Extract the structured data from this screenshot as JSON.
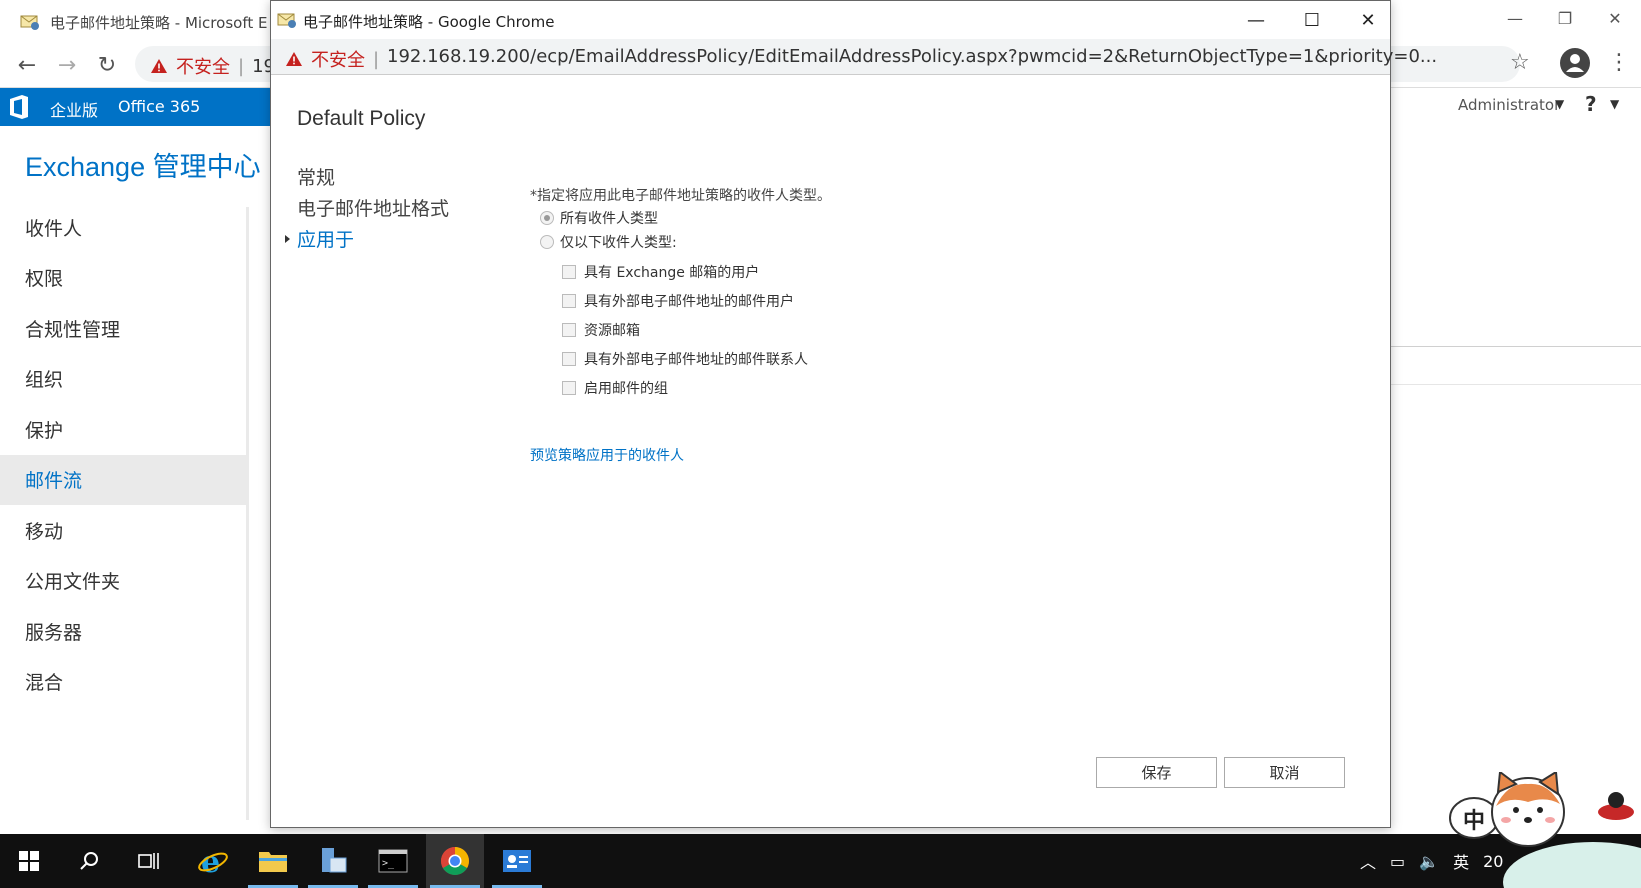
{
  "background_window": {
    "tab_title": "电子邮件地址策略 - Microsoft E",
    "security_label": "不安全",
    "url_fragment": "19"
  },
  "office_bar": {
    "enterprise_label": "企业版",
    "product_label": "Office 365",
    "user_name": "Administrator",
    "help_label": "?"
  },
  "eac": {
    "title": "Exchange 管理中心",
    "nav": [
      {
        "label": "收件人"
      },
      {
        "label": "权限"
      },
      {
        "label": "合规性管理"
      },
      {
        "label": "组织"
      },
      {
        "label": "保护"
      },
      {
        "label": "邮件流",
        "active": true
      },
      {
        "label": "移动"
      },
      {
        "label": "公用文件夹"
      },
      {
        "label": "服务器"
      },
      {
        "label": "混合"
      }
    ]
  },
  "popup": {
    "window_title": "电子邮件地址策略 - Google Chrome",
    "security_label": "不安全",
    "url": "192.168.19.200/ecp/EmailAddressPolicy/EditEmailAddressPolicy.aspx?pwmcid=2&ReturnObjectType=1&priority=0...",
    "dialog_title": "Default Policy",
    "nav": [
      {
        "label": "常规"
      },
      {
        "label": "电子邮件地址格式"
      },
      {
        "label": "应用于",
        "active": true
      }
    ],
    "instruction": "*指定将应用此电子邮件地址策略的收件人类型。",
    "radios": [
      {
        "label": "所有收件人类型",
        "checked": true
      },
      {
        "label": "仅以下收件人类型:",
        "checked": false
      }
    ],
    "checkboxes": [
      {
        "label": "具有 Exchange 邮箱的用户",
        "checked": false
      },
      {
        "label": "具有外部电子邮件地址的邮件用户",
        "checked": false
      },
      {
        "label": "资源邮箱",
        "checked": false
      },
      {
        "label": "具有外部电子邮件地址的邮件联系人",
        "checked": false
      },
      {
        "label": "启用邮件的组",
        "checked": false
      }
    ],
    "preview_link": "预览策略应用于的收件人",
    "save_label": "保存",
    "cancel_label": "取消"
  },
  "taskbar": {
    "ime_mode": "中",
    "ime_lang": "英",
    "clock_partial": "20"
  },
  "colors": {
    "accent": "#0072c6",
    "warning": "#c5221f",
    "taskbar": "#101010"
  }
}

Stated exercise - Which lines contain "Exchange"? Copy each of them.

Solution to this task -
    "title": "Exchange 管理中心",
        "label": "具有 Exchange 邮箱的用户",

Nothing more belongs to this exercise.